TASK> Count the lines below that contain "нает". Give only the number.

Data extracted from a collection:
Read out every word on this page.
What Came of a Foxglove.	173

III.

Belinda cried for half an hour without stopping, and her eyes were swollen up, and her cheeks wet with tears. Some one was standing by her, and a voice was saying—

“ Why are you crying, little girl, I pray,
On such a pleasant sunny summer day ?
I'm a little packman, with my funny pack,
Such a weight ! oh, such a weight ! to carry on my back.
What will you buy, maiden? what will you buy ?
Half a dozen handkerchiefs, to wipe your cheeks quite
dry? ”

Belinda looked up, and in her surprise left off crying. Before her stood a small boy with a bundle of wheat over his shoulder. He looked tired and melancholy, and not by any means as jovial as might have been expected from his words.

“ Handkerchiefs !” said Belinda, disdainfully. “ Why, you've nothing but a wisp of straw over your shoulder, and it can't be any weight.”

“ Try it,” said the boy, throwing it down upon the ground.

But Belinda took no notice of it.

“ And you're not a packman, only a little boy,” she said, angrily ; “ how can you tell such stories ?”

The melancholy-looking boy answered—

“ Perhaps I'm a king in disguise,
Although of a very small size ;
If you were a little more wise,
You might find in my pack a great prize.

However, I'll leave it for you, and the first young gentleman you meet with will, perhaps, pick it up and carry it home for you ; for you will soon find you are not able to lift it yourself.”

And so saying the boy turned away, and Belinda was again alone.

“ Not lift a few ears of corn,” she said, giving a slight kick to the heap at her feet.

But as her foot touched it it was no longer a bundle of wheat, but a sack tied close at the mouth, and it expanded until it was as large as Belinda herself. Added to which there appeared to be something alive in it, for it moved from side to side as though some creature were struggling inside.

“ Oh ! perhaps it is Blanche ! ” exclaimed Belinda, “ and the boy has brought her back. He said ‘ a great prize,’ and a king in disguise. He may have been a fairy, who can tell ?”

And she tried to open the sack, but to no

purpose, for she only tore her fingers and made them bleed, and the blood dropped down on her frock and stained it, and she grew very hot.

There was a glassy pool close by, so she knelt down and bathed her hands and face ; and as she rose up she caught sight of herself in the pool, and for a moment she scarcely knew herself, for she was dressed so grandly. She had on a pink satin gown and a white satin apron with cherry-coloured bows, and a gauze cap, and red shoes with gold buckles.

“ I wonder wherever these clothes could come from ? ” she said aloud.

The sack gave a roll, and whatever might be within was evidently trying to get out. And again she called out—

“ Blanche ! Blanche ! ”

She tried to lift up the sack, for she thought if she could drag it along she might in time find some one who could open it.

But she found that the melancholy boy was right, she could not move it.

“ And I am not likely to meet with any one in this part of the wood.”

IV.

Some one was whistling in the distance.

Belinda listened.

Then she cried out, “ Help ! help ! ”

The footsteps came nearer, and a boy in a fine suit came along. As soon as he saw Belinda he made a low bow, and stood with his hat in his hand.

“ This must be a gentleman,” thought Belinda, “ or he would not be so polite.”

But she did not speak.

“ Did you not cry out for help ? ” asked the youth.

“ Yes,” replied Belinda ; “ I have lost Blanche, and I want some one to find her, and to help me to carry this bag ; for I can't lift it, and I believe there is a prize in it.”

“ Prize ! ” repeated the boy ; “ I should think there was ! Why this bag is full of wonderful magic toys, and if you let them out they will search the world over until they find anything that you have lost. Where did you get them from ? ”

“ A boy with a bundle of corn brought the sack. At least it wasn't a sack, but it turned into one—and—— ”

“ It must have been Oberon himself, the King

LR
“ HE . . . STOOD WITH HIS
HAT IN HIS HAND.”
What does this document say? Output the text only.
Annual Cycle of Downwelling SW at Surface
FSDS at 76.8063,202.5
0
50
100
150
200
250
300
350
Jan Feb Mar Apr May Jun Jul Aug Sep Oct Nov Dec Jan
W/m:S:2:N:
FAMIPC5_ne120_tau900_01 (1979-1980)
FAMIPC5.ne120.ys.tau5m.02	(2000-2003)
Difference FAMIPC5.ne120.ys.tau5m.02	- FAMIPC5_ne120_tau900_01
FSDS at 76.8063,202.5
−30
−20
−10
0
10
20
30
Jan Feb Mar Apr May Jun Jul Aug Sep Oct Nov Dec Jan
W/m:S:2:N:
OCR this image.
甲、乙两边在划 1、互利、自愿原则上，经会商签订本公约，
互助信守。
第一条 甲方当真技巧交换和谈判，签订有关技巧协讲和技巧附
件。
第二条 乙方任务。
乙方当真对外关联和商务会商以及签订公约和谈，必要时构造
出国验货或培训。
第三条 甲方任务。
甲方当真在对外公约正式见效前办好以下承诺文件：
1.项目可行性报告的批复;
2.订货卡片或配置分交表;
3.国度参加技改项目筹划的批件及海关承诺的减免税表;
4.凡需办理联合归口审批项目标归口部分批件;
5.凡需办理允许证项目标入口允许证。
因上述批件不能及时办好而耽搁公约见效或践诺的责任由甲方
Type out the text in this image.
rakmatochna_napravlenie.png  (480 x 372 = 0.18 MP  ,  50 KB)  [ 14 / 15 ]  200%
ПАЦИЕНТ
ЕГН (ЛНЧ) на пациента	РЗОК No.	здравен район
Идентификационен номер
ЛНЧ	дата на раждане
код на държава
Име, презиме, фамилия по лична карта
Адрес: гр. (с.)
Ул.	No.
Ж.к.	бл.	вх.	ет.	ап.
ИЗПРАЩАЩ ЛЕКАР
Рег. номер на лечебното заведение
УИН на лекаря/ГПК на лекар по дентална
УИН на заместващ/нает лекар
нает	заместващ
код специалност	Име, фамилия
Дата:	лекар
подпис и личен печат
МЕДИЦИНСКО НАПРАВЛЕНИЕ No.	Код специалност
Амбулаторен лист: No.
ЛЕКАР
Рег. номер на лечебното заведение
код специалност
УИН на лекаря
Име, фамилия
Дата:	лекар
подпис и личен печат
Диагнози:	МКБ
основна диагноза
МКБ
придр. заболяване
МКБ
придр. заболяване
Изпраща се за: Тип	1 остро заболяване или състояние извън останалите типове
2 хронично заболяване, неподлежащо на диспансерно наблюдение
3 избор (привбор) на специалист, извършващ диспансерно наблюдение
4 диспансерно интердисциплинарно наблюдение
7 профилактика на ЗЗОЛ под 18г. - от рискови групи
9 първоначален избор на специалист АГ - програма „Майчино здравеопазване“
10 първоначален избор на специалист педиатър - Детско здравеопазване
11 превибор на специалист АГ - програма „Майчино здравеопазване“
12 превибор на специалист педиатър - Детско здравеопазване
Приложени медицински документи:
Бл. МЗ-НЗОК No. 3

SOLUTION FOR THIS TASK> 2